“Nó em pingo d’água” - Ana Elisa Gonçalves
08.07 - 02.09.2023
ArteFASAM Belo Horizonte
Nó em pingo d´água
Marina Câmara1
Aquele rio era
como um cão sem plumas.
Nada sabia da chuva azul,
da fonte cor-de-rosa,
da água do copo de água,
da água de cântaro,
dos peixes de água,
da brisa na água.
Sabia dos caranguejos de lodo e ferrugem.
Sabia da lama como de uma mucosa.
Devia saber dos polvos.
Sabia seguramente
da mulher febril que habita as ostras.
João Cabral de Melo Neto, 1950.
I. Ana Elisa Gonçalves apresenta, na primeira exposição individual que a artista realiza na ArteFASAM Galeria de Belo Horizonte, as pinturas da série Nó dado. A série é fruto de uma pesquisa historiográfica que a artista realiza interrogando tanto os próprios arquivos familiares, quanto a escassa bibliografia que existe sobre o processo da incursão das mulheres na capoeira. O recorte da sua pesquisa é, no entanto, segundo a própria Elisa, a “prática física da capoeiragem”, ou seja, a ela interessa a presença da mulher não no coro, mas no jogo.
Em texto anterior sobre a produção da artista, Luciara Ribeiro já havia chamado nossa atenção para o caráter inquietante da pintura de Elisa e para o fato dela não se obrigar a ter compromisso com a noção tradicional de acabamento2 – um sendo, talvez, fruto do outro. Em outro escrito, observações próximas às de Luciara foram feitas também por Carina Maciel sobre o fato de Ana Elisa construir “um novo paradigma com o material, ao enterrar a pintura tradicional, pelo potencial mortífero da lama que, na pintura de Elisa, dá vida aos corpos3.”

● **REGISTROS FORNECIDOS**:
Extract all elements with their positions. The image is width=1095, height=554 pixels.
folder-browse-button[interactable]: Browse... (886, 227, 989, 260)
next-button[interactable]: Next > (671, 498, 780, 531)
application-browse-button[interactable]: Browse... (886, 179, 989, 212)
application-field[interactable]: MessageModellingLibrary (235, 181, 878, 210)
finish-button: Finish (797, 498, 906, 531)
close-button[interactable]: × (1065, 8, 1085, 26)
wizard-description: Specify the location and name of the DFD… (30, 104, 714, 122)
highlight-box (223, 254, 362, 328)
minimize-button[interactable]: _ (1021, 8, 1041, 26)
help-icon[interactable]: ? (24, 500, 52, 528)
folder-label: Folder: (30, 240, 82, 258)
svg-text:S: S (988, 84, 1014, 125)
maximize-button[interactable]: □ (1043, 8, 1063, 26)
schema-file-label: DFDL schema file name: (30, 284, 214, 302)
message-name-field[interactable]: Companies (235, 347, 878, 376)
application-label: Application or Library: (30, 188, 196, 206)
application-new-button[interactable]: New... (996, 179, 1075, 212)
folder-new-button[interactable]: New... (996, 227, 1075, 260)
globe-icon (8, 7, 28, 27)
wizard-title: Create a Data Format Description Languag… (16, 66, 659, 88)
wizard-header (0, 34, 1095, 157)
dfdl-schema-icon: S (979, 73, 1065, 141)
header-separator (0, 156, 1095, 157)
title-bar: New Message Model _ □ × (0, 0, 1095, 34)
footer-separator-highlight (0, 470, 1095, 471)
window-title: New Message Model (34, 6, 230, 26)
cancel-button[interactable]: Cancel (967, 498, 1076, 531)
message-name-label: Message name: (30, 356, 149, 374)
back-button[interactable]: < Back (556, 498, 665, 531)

● **EXERCÍCIO A**: Traduza para o inglês esta frase do texto sobre a exposição de Ana Elisa Gonçalves: "A série é fruto de uma pesquisa historiográfica que a artista realiza interrogando tanto os próprios arquivos familiares, quanto a escassa bibliografia que existe sobre o processo da incursão das mulheres na capoeira."
● **EXERCÍCIO B**: Reproduza, por favor, a passagem do texto sobre a exposição de Ana Elisa Gonçalves que vai de "Nada sabia da" até "Melo Neto, 1950.", inclusive.
● **EXERCÍCIO C**: Dê a continuação do texto sobre a exposição de Ana Elisa Gonçalves a partir do ponto em que ele termina.

● **RESPOSTA A**: The series is the result of historiographical research that the artist carries out by questioning both her own family archives and the scant literature that exists on the process of women's entry into capoeira.

● **RESPOSTA B**:
Nada sabia da chuva azul,
da fonte cor-de-rosa,
da água do copo de água,
da água de cântaro,
dos peixes de água,
da brisa na água.
Sabia dos caranguejos de lodo e ferrugem.
Sabia da lama como de uma mucosa.
Devia saber dos polvos.
Sabia seguramente
da mulher febril que habita as ostras.
João Cabral de Melo Neto, 1950.

● **RESPOSTA C**:
Gostaria, então, de ecoar as escritoras, começando por desdobrar a questão da terra, citada por Carina Maciel. A terra onde Elisa enterraria as normas da pintura tradicional também é escavada pela artista, ora em sentido figurado, em busca dos vestígios históricos das origens da capoeira – que, ao contrário das tradições pictóricas, não sobreviveram –, ora na semelhança que a composição dos corpos pintados teria com esse elemento. Os corpos das capoeiristas que vemos na séria Nó dado têm tanto volume quanto movimentação. Um verso de uma cantiga do engolo4, primo africano da capoeira, desenha a cena dessa movimentação, cantando assim: “como o vento batendo na árvore, ela tem que se dobrar”5 . Se as mulheres jogando capoeira pintadas por Elisa nos dão sensação de tridimensionalidade é, provavelmente, porque as tintas à óleo ou acrílica misturadas por Elisa com encáustica fazem com que suas capoeiristas pareçam de barro – da lama sobre a qual um rio sabe, assim como sabe sobre uma mucosa e sobre uma mulher febril.
Sobre as figuras femininas que pinta, Elisa, em conversa que tivemos, me disse que além de “corpos de uma materialidade fluida como o barro do Jequitinhonha”, elas, ora têm cabelos brancos apenas esboçados e que são assim para que as cabeças estejam abertas e livres para receber e carregar a oralidade, e ora são carecas como símbolo de ruptura com a feminilidade compulsória e de um renascimento e recomeço.
II.
Da zebra não se pode tirar leite [como de uma vaca] com natchongwa,
A zebra não é pastada [vai aonde quer ir, e pontapeia!]6
Utomba Chindenga, 2011
Em texto inédito de autoria da artista, Elisa cita o Mestre Gato Góes: “As mulheres pretas, nos primórdios da capoeira enquanto prática de sobrevivência, geralmente ficam no coro dobrando as letras das músicas. Raras mulheres, eram ousadas e davam um nó em suas saias no meio das pernas para participar de jogos dentro da roda. Infelizmente, a maioria delas não tinham roupas íntimas. Então, por isso, as mulheres evitavam de jogar porque seria um constrangimento que suas partes se mostrassem no meio da roda.”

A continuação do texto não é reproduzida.